**Items listed in a dataset:**
>> BEGIN

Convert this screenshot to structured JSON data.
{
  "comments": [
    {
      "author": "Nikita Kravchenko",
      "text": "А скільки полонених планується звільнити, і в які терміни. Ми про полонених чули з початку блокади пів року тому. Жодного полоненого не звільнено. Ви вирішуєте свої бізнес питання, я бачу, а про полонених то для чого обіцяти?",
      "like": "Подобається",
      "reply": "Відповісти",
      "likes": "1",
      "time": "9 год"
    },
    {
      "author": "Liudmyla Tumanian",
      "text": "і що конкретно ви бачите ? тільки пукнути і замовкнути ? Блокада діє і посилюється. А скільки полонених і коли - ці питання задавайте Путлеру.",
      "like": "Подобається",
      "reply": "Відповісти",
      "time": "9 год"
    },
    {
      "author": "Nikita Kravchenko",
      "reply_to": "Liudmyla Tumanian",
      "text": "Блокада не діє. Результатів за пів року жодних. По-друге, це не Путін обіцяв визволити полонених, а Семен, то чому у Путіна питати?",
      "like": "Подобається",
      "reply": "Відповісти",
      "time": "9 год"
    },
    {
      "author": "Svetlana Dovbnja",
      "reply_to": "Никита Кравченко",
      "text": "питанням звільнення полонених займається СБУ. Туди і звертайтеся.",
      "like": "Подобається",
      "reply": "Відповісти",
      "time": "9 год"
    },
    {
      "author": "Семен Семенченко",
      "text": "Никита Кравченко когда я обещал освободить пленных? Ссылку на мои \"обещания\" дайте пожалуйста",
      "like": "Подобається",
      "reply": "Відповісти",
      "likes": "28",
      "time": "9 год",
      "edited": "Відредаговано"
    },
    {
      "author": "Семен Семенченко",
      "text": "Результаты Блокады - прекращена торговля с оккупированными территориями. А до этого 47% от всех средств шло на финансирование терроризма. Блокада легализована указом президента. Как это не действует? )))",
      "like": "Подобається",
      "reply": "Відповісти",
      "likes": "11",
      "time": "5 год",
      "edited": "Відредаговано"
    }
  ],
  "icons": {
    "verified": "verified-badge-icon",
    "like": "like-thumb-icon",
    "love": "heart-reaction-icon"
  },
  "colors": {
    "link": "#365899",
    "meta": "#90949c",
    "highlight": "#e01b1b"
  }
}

>> END

**Instruction:** Take the lines above and retype all of them exactly.

**Result:**
Convert this screenshot to structured JSON data.
{
  "comments": [
    {
      "author": "Nikita Kravchenko",
      "text": "А скільки полонених планується звільнити, і в які терміни. Ми про полонених чули з початку блокади пів року тому. Жодного полоненого не звільнено. Ви вирішуєте свої бізнес питання, я бачу, а про полонених то для чого обіцяти?",
      "like": "Подобається",
      "reply": "Відповісти",
      "likes": "1",
      "time": "9 год"
    },
    {
      "author": "Liudmyla Tumanian",
      "text": "і що конкретно ви бачите ? тільки пукнути і замовкнути ? Блокада діє і посилюється. А скільки полонених і коли - ці питання задавайте Путлеру.",
      "like": "Подобається",
      "reply": "Відповісти",
      "time": "9 год"
    },
    {
      "author": "Nikita Kravchenko",
      "reply_to": "Liudmyla Tumanian",
      "text": "Блокада не діє. Результатів за пів року жодних. По-друге, це не Путін обіцяв визволити полонених, а Семен, то чому у Путіна питати?",
      "like": "Подобається",
      "reply": "Відповісти",
      "time": "9 год"
    },
    {
      "author": "Svetlana Dovbnja",
      "reply_to": "Никита Кравченко",
      "text": "питанням звільнення полонених займається СБУ. Туди і звертайтеся.",
      "like": "Подобається",
      "reply": "Відповісти",
      "time": "9 год"
    },
    {
      "author": "Семен Семенченко",
      "text": "Никита Кравченко когда я обещал освободить пленных? Ссылку на мои \"обещания\" дайте пожалуйста",
      "like": "Подобається",
      "reply": "Відповісти",
      "likes": "28",
      "time": "9 год",
      "edited": "Відредаговано"
    },
    {
      "author": "Семен Семенченко",
      "text": "Результаты Блокады - прекращена торговля с оккупированными территориями. А до этого 47% от всех средств шло на финансирование терроризма. Блокада легализована указом президента. Как это не действует? )))",
      "like": "Подобається",
      "reply": "Відповісти",
      "likes": "11",
      "time": "5 год",
      "edited": "Відредаговано"
    }
  ],
  "icons": {
    "verified": "verified-badge-icon",
    "like": "like-thumb-icon",
    "love": "heart-reaction-icon"
  },
  "colors": {
    "link": "#365899",
    "meta": "#90949c",
    "highlight": "#e01b1b"
  }
}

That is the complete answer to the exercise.